| Short task |
Leave out the pictures and copy the remaining records exactly.

| Provided records |
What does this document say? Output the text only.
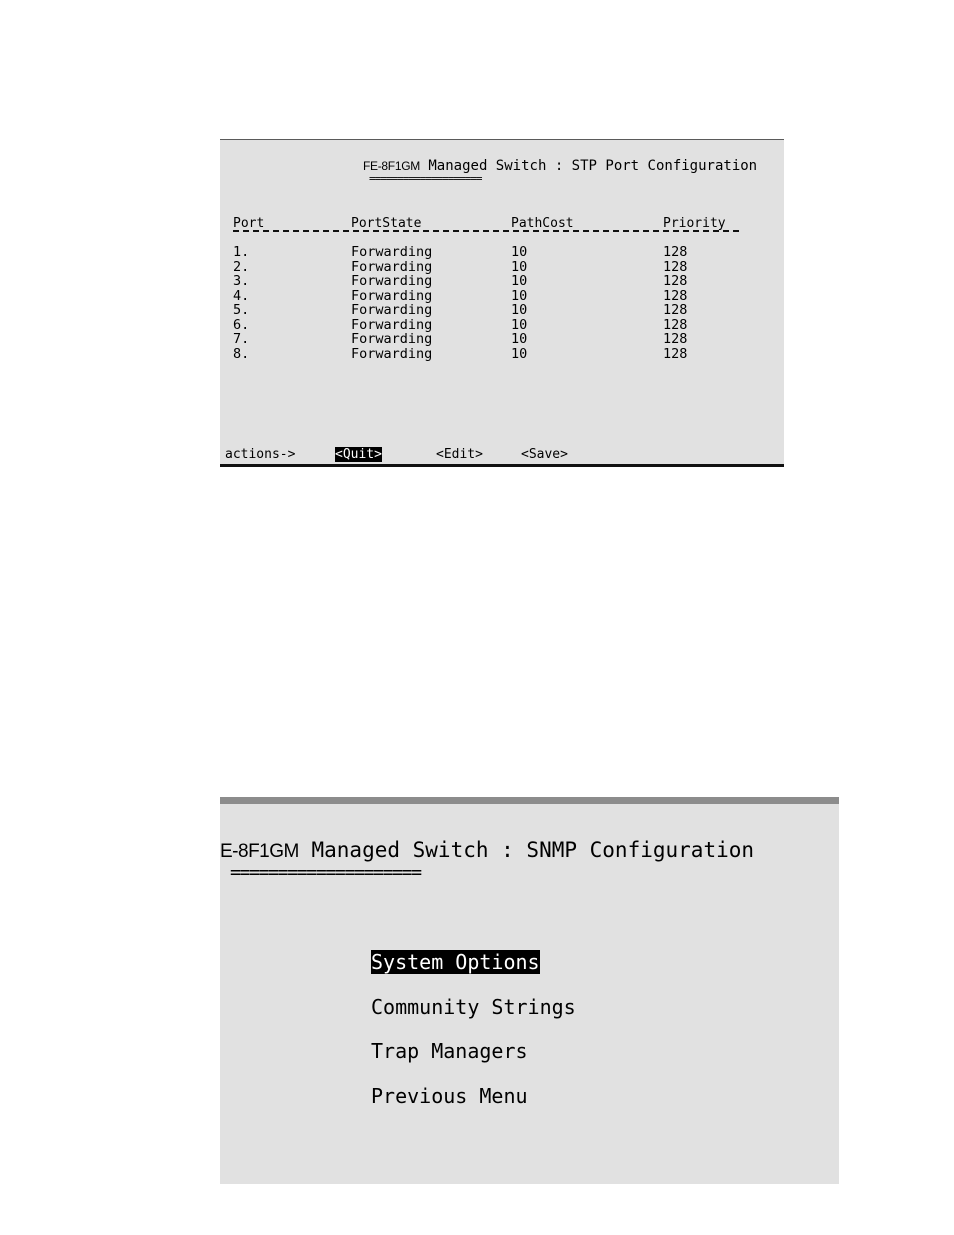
FE-8F1GM Managed Switch : STP Port Configuration
====================
Port	PortState	PathCost	Priority
1.	Forwarding	10	128
2.	Forwarding	10	128
3.	Forwarding	10	128
4.	Forwarding	10	128
5.	Forwarding	10	128
6.	Forwarding	10	128
7.	Forwarding	10	128
8.	Forwarding	10	128
actions->	<Quit>	<Edit>	<Save>
E-8F1GM Managed Switch : SNMP Configuration
====================
System Options
Community Strings
Trap Managers
Previous Menu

| Full solution |
What does this document say? Output the text only.
FE-8F1GM Managed Switch : STP Port Configuration
====================
Port	PortState	PathCost	Priority
1.	Forwarding	10	128
2.	Forwarding	10	128
3.	Forwarding	10	128
4.	Forwarding	10	128
5.	Forwarding	10	128
6.	Forwarding	10	128
7.	Forwarding	10	128
8.	Forwarding	10	128
actions->	<Quit>	<Edit>	<Save>
E-8F1GM Managed Switch : SNMP Configuration
====================
System Options
Community Strings
Trap Managers
Previous Menu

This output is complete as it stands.